### Input records
════════════════

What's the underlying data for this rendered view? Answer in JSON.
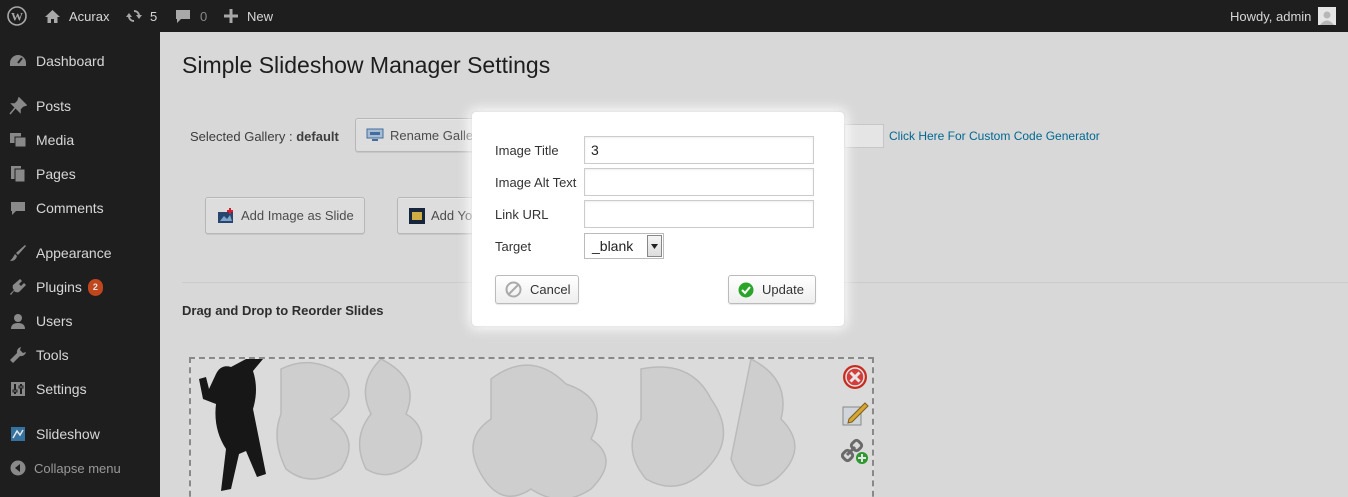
{
  "adminbar": {
    "site_name": "Acurax",
    "updates_count": "5",
    "comments_count": "0",
    "new_label": "New",
    "greeting": "Howdy, admin"
  },
  "sidebar": {
    "items": [
      {
        "label": "Dashboard",
        "icon": "dashboard-icon"
      },
      {
        "label": "Posts",
        "icon": "pin-icon"
      },
      {
        "label": "Media",
        "icon": "media-icon"
      },
      {
        "label": "Pages",
        "icon": "pages-icon"
      },
      {
        "label": "Comments",
        "icon": "comment-icon"
      },
      {
        "label": "Appearance",
        "icon": "brush-icon"
      },
      {
        "label": "Plugins",
        "icon": "plugin-icon",
        "badge": "2"
      },
      {
        "label": "Users",
        "icon": "user-icon"
      },
      {
        "label": "Tools",
        "icon": "wrench-icon"
      },
      {
        "label": "Settings",
        "icon": "settings-icon"
      },
      {
        "label": "Slideshow",
        "icon": "slideshow-icon"
      }
    ],
    "collapse_label": "Collapse menu"
  },
  "main": {
    "title": "Simple Slideshow Manager Settings",
    "selected_gallery_label": "Selected Gallery :",
    "selected_gallery_value": "default",
    "rename_button": "Rename Gallery",
    "code_generator_link": "Click Here For Custom Code Generator",
    "add_image_button": "Add Image as Slide",
    "add_video_button": "Add Youtube Video as Slide",
    "reorder_title": "Drag and Drop to Reorder Slides"
  },
  "modal": {
    "title_label": "Image Title",
    "title_value": "3",
    "alt_label": "Image Alt Text",
    "alt_value": "",
    "link_label": "Link URL",
    "link_value": "",
    "target_label": "Target",
    "target_value": "_blank",
    "cancel_label": "Cancel",
    "update_label": "Update"
  },
  "colors": {
    "adminbar_bg": "#222222",
    "accent_link": "#0074a2",
    "badge": "#d54e21"
  }
}
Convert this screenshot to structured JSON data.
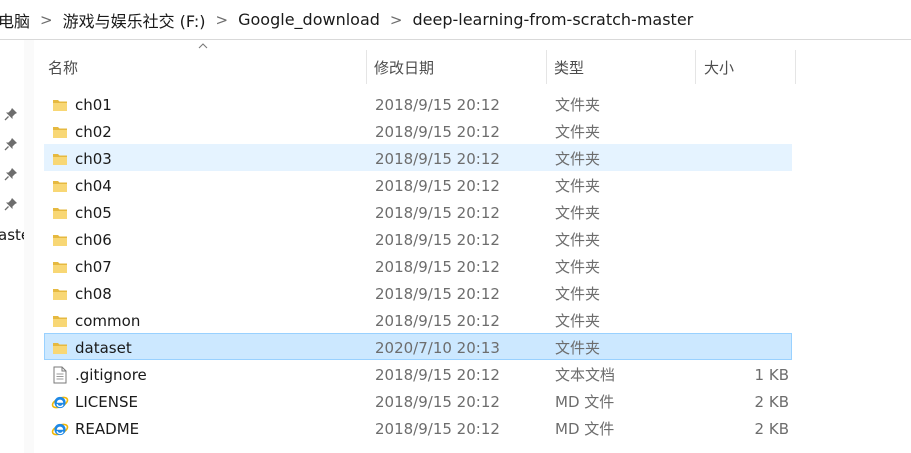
{
  "breadcrumb": [
    "电脑",
    "游戏与娱乐社交 (F:)",
    "Google_download",
    "deep-learning-from-scratch-master"
  ],
  "breadcrumb_separator": ">",
  "navpane": {
    "partial_text": "aste"
  },
  "columns": {
    "name": "名称",
    "date": "修改日期",
    "type": "类型",
    "size": "大小"
  },
  "files": [
    {
      "icon": "folder-icon",
      "name": "ch01",
      "date": "2018/9/15 20:12",
      "type": "文件夹",
      "size": "",
      "state": ""
    },
    {
      "icon": "folder-icon",
      "name": "ch02",
      "date": "2018/9/15 20:12",
      "type": "文件夹",
      "size": "",
      "state": ""
    },
    {
      "icon": "folder-icon",
      "name": "ch03",
      "date": "2018/9/15 20:12",
      "type": "文件夹",
      "size": "",
      "state": "hover"
    },
    {
      "icon": "folder-icon",
      "name": "ch04",
      "date": "2018/9/15 20:12",
      "type": "文件夹",
      "size": "",
      "state": ""
    },
    {
      "icon": "folder-icon",
      "name": "ch05",
      "date": "2018/9/15 20:12",
      "type": "文件夹",
      "size": "",
      "state": ""
    },
    {
      "icon": "folder-icon",
      "name": "ch06",
      "date": "2018/9/15 20:12",
      "type": "文件夹",
      "size": "",
      "state": ""
    },
    {
      "icon": "folder-icon",
      "name": "ch07",
      "date": "2018/9/15 20:12",
      "type": "文件夹",
      "size": "",
      "state": ""
    },
    {
      "icon": "folder-icon",
      "name": "ch08",
      "date": "2018/9/15 20:12",
      "type": "文件夹",
      "size": "",
      "state": ""
    },
    {
      "icon": "folder-icon",
      "name": "common",
      "date": "2018/9/15 20:12",
      "type": "文件夹",
      "size": "",
      "state": ""
    },
    {
      "icon": "folder-icon",
      "name": "dataset",
      "date": "2020/7/10 20:13",
      "type": "文件夹",
      "size": "",
      "state": "selected"
    },
    {
      "icon": "text-file-icon",
      "name": ".gitignore",
      "date": "2018/9/15 20:12",
      "type": "文本文档",
      "size": "1 KB",
      "state": ""
    },
    {
      "icon": "ie-file-icon",
      "name": "LICENSE",
      "date": "2018/9/15 20:12",
      "type": "MD 文件",
      "size": "2 KB",
      "state": ""
    },
    {
      "icon": "ie-file-icon",
      "name": "README",
      "date": "2018/9/15 20:12",
      "type": "MD 文件",
      "size": "2 KB",
      "state": ""
    }
  ],
  "colors": {
    "hover": "#e5f3ff",
    "selected": "#cce8ff",
    "selected_border": "#99d1ff",
    "folder": "#f8d775",
    "folder_dark": "#e6b940",
    "ie_blue": "#1e88e5",
    "ie_ring": "#f2b705"
  }
}
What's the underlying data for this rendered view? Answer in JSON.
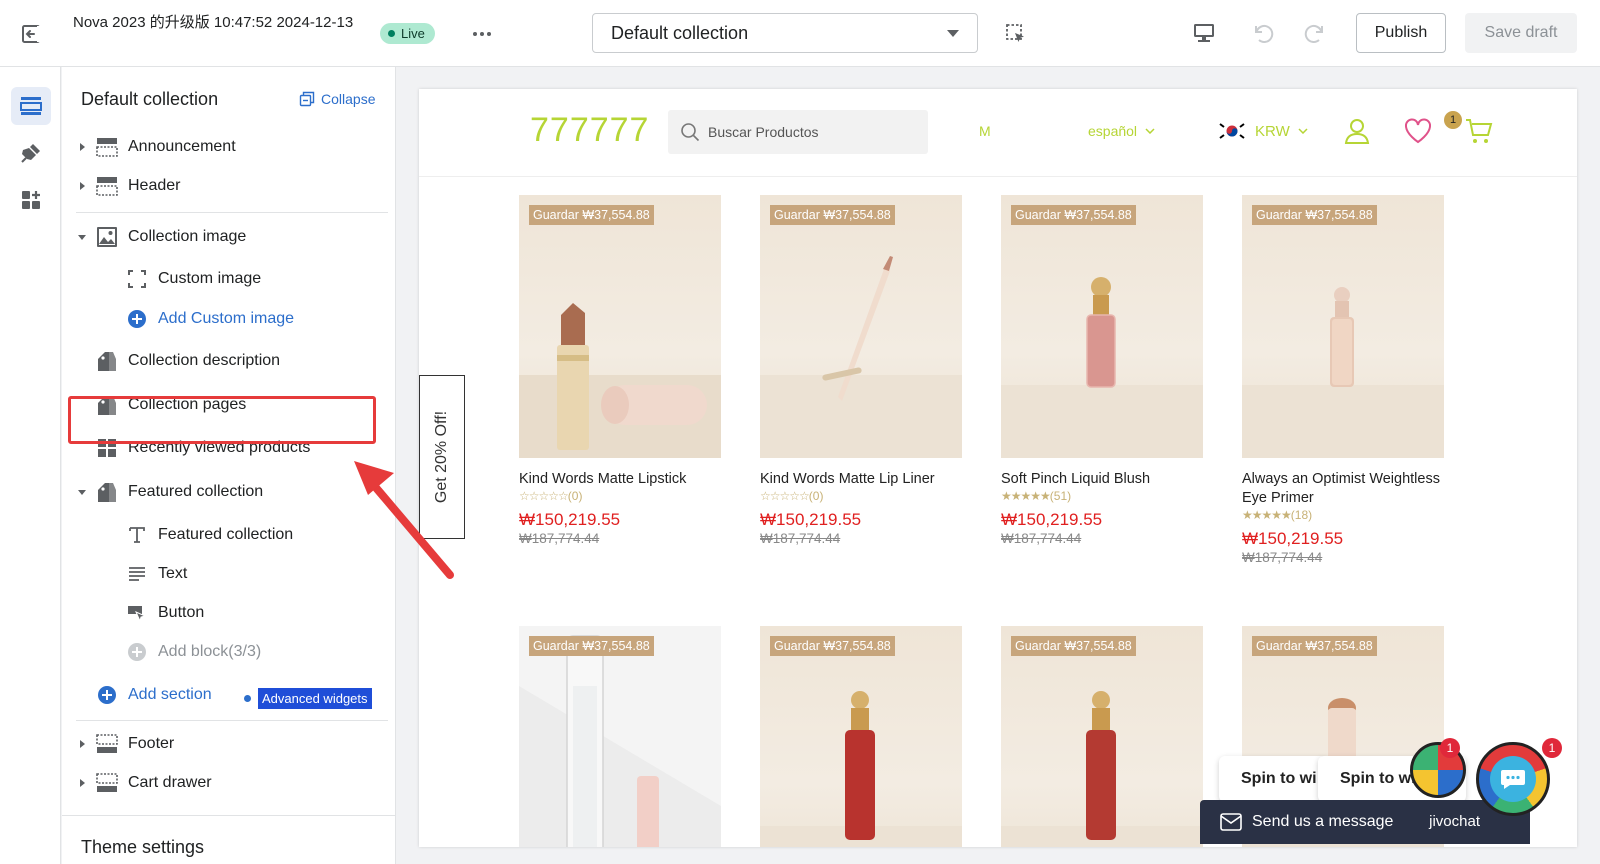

════════════════

### Objective
Copy each line above precisely, dropping the pictures.

### Solution to the exercise
What's the underlying data for this rendered view? Answer in JSON.
{
  "adminbar": {
    "site_name": "Acurax",
    "updates_count": "5",
    "comments_count": "0",
    "new_label": "New",
    "greeting": "Howdy, admin"
  },
  "sidebar": {
    "items": [
      {
        "label": "Dashboard",
        "icon": "dashboard-icon"
      },
      {
        "label": "Posts",
        "icon": "pin-icon"
      },
      {
        "label": "Media",
        "icon": "media-icon"
      },
      {
        "label": "Pages",
        "icon": "pages-icon"
      },
      {
        "label": "Comments",
        "icon": "comment-icon"
      },
      {
        "label": "Appearance",
        "icon": "brush-icon"
      },
      {
        "label": "Plugins",
        "icon": "plugin-icon",
        "badge": "2"
      },
      {
        "label": "Users",
        "icon": "user-icon"
      },
      {
        "label": "Tools",
        "icon": "wrench-icon"
      },
      {
        "label": "Settings",
        "icon": "settings-icon"
      },
      {
        "label": "Slideshow",
        "icon": "slideshow-icon"
      }
    ],
    "collapse_label": "Collapse menu"
  },
  "main": {
    "title": "Simple Slideshow Manager Settings",
    "selected_gallery_label": "Selected Gallery :",
    "selected_gallery_value": "default",
    "rename_button": "Rename Gallery",
    "code_generator_link": "Click Here For Custom Code Generator",
    "add_image_button": "Add Image as Slide",
    "add_video_button": "Add Youtube Video as Slide",
    "reorder_title": "Drag and Drop to Reorder Slides"
  },
  "modal": {
    "title_label": "Image Title",
    "title_value": "3",
    "alt_label": "Image Alt Text",
    "alt_value": "",
    "link_label": "Link URL",
    "link_value": "",
    "target_label": "Target",
    "target_value": "_blank",
    "cancel_label": "Cancel",
    "update_label": "Update"
  },
  "colors": {
    "adminbar_bg": "#222222",
    "accent_link": "#0074a2",
    "badge": "#d54e21"
  }
}
Convert this screenshot to structured JSON data.
{
  "breadcrumb": [
    "电脑",
    "游戏与娱乐社交 (F:)",
    "Google_download",
    "deep-learning-from-scratch-master"
  ],
  "breadcrumb_separator": ">",
  "navpane": {
    "partial_text": "aste"
  },
  "columns": {
    "name": "名称",
    "date": "修改日期",
    "type": "类型",
    "size": "大小"
  },
  "files": [
    {
      "icon": "folder-icon",
      "name": "ch01",
      "date": "2018/9/15 20:12",
      "type": "文件夹",
      "size": "",
      "state": ""
    },
    {
      "icon": "folder-icon",
      "name": "ch02",
      "date": "2018/9/15 20:12",
      "type": "文件夹",
      "size": "",
      "state": ""
    },
    {
      "icon": "folder-icon",
      "name": "ch03",
      "date": "2018/9/15 20:12",
      "type": "文件夹",
      "size": "",
      "state": "hover"
    },
    {
      "icon": "folder-icon",
      "name": "ch04",
      "date": "2018/9/15 20:12",
      "type": "文件夹",
      "size": "",
      "state": ""
    },
    {
      "icon": "folder-icon",
      "name": "ch05",
      "date": "2018/9/15 20:12",
      "type": "文件夹",
      "size": "",
      "state": ""
    },
    {
      "icon": "folder-icon",
      "name": "ch06",
      "date": "2018/9/15 20:12",
      "type": "文件夹",
      "size": "",
      "state": ""
    },
    {
      "icon": "folder-icon",
      "name": "ch07",
      "date": "2018/9/15 20:12",
      "type": "文件夹",
      "size": "",
      "state": ""
    },
    {
      "icon": "folder-icon",
      "name": "ch08",
      "date": "2018/9/15 20:12",
      "type": "文件夹",
      "size": "",
      "state": ""
    },
    {
      "icon": "folder-icon",
      "name": "common",
      "date": "2018/9/15 20:12",
      "type": "文件夹",
      "size": "",
      "state": ""
    },
    {
      "icon": "folder-icon",
      "name": "dataset",
      "date": "2020/7/10 20:13",
      "type": "文件夹",
      "size": "",
      "state": "selected"
    },
    {
      "icon": "text-file-icon",
      "name": ".gitignore",
      "date": "2018/9/15 20:12",
      "type": "文本文档",
      "size": "1 KB",
      "state": ""
    },
    {
      "icon": "ie-file-icon",
      "name": "LICENSE",
      "date": "2018/9/15 20:12",
      "type": "MD 文件",
      "size": "2 KB",
      "state": ""
    },
    {
      "icon": "ie-file-icon",
      "name": "README",
      "date": "2018/9/15 20:12",
      "type": "MD 文件",
      "size": "2 KB",
      "state": ""
    }
  ],
  "colors": {
    "hover": "#e5f3ff",
    "selected": "#cce8ff",
    "selected_border": "#99d1ff",
    "folder": "#f8d775",
    "folder_dark": "#e6b940",
    "ie_blue": "#1e88e5",
    "ie_ring": "#f2b705"
  }
}
What's the underlying data for this rendered view? Answer in JSON.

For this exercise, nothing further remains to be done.